**EXERCISE GOAL:**
Repeat the material below word for word and leave out all pictures.

[begin DATA FOR THE TASK]

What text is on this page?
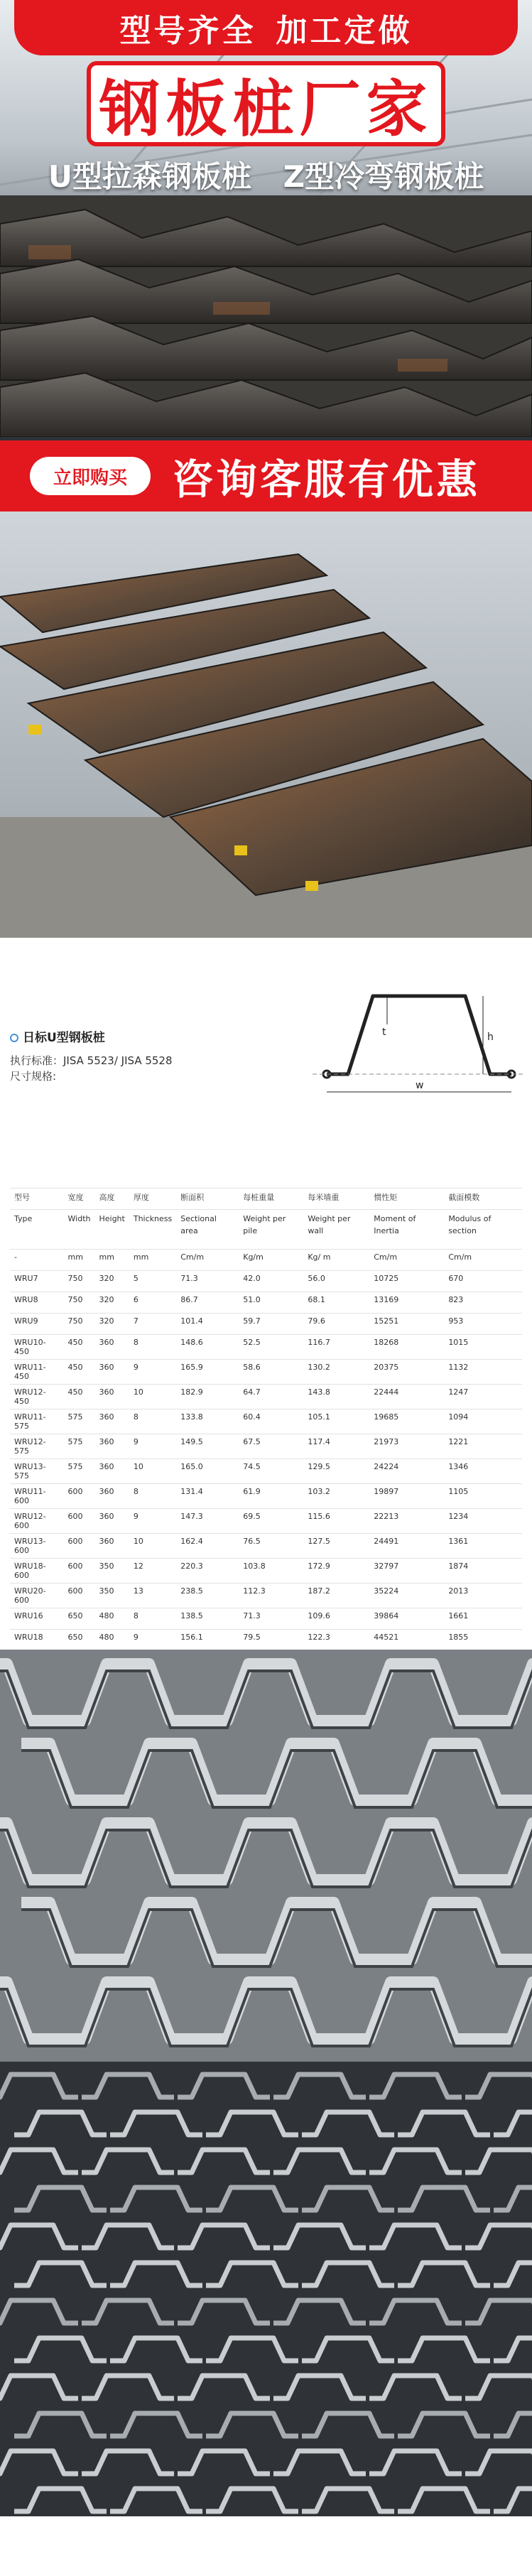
型号齐全 加工定做
钢板桩厂家
U型拉森钢板桩 Z型冷弯钢板桩
立即购买 咨询客服有优惠
日标U型钢板桩
执行标准：JISA 5523/ JISA 5528
尺寸规格:
t	h
w
型号	宽度	高度	厚度	断面积	每桩重量	每米墙重	惯性矩	截面模数
Type	Width	Height	Thickness	Sectional area	Weight per pile	Weight per wall	Moment of Inertia	Modulus of section
-	mm	mm	mm	Cm/m	Kg/m	Kg/ m	Cm/m	Cm/m
WRU7	750	320	5	71.3	42.0	56.0	10725	670
WRU8	750	320	6	86.7	51.0	68.1	13169	823
WRU9	750	320	7	101.4	59.7	79.6	15251	953
WRU10-450	450	360	8	148.6	52.5	116.7	18268	1015
WRU11-450	450	360	9	165.9	58.6	130.2	20375	1132
WRU12-450	450	360	10	182.9	64.7	143.8	22444	1247
WRU11-575	575	360	8	133.8	60.4	105.1	19685	1094
WRU12-575	575	360	9	149.5	67.5	117.4	21973	1221
WRU13-575	575	360	10	165.0	74.5	129.5	24224	1346
WRU11-600	600	360	8	131.4	61.9	103.2	19897	1105
WRU12-600	600	360	9	147.3	69.5	115.6	22213	1234
WRU13-600	600	360	10	162.4	76.5	127.5	24491	1361
WRU18-600	600	350	12	220.3	103.8	172.9	32797	1874
WRU20-600	600	350	13	238.5	112.3	187.2	35224	2013
WRU16	650	480	8	138.5	71.3	109.6	39864	1661
WRU18	650	480	9	156.1	79.5	122.3	44521	1855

[end DATA FOR THE TASK]

**RESULT OF THE TASK:**
What text is on this page?
型号齐全 加工定做
钢板桩厂家
U型拉森钢板桩 Z型冷弯钢板桩
立即购买 咨询客服有优惠
日标U型钢板桩
执行标准：JISA 5523/ JISA 5528
尺寸规格:
t	h
w
型号	宽度	高度	厚度	断面积	每桩重量	每米墙重	惯性矩	截面模数
Type	Width	Height	Thickness	Sectional area	Weight per pile	Weight per wall	Moment of Inertia	Modulus of section
-	mm	mm	mm	Cm/m	Kg/m	Kg/ m	Cm/m	Cm/m
WRU7	750	320	5	71.3	42.0	56.0	10725	670
WRU8	750	320	6	86.7	51.0	68.1	13169	823
WRU9	750	320	7	101.4	59.7	79.6	15251	953
WRU10-450	450	360	8	148.6	52.5	116.7	18268	1015
WRU11-450	450	360	9	165.9	58.6	130.2	20375	1132
WRU12-450	450	360	10	182.9	64.7	143.8	22444	1247
WRU11-575	575	360	8	133.8	60.4	105.1	19685	1094
WRU12-575	575	360	9	149.5	67.5	117.4	21973	1221
WRU13-575	575	360	10	165.0	74.5	129.5	24224	1346
WRU11-600	600	360	8	131.4	61.9	103.2	19897	1105
WRU12-600	600	360	9	147.3	69.5	115.6	22213	1234
WRU13-600	600	360	10	162.4	76.5	127.5	24491	1361
WRU18-600	600	350	12	220.3	103.8	172.9	32797	1874
WRU20-600	600	350	13	238.5	112.3	187.2	35224	2013
WRU16	650	480	8	138.5	71.3	109.6	39864	1661
WRU18	650	480	9	156.1	79.5	122.3	44521	1855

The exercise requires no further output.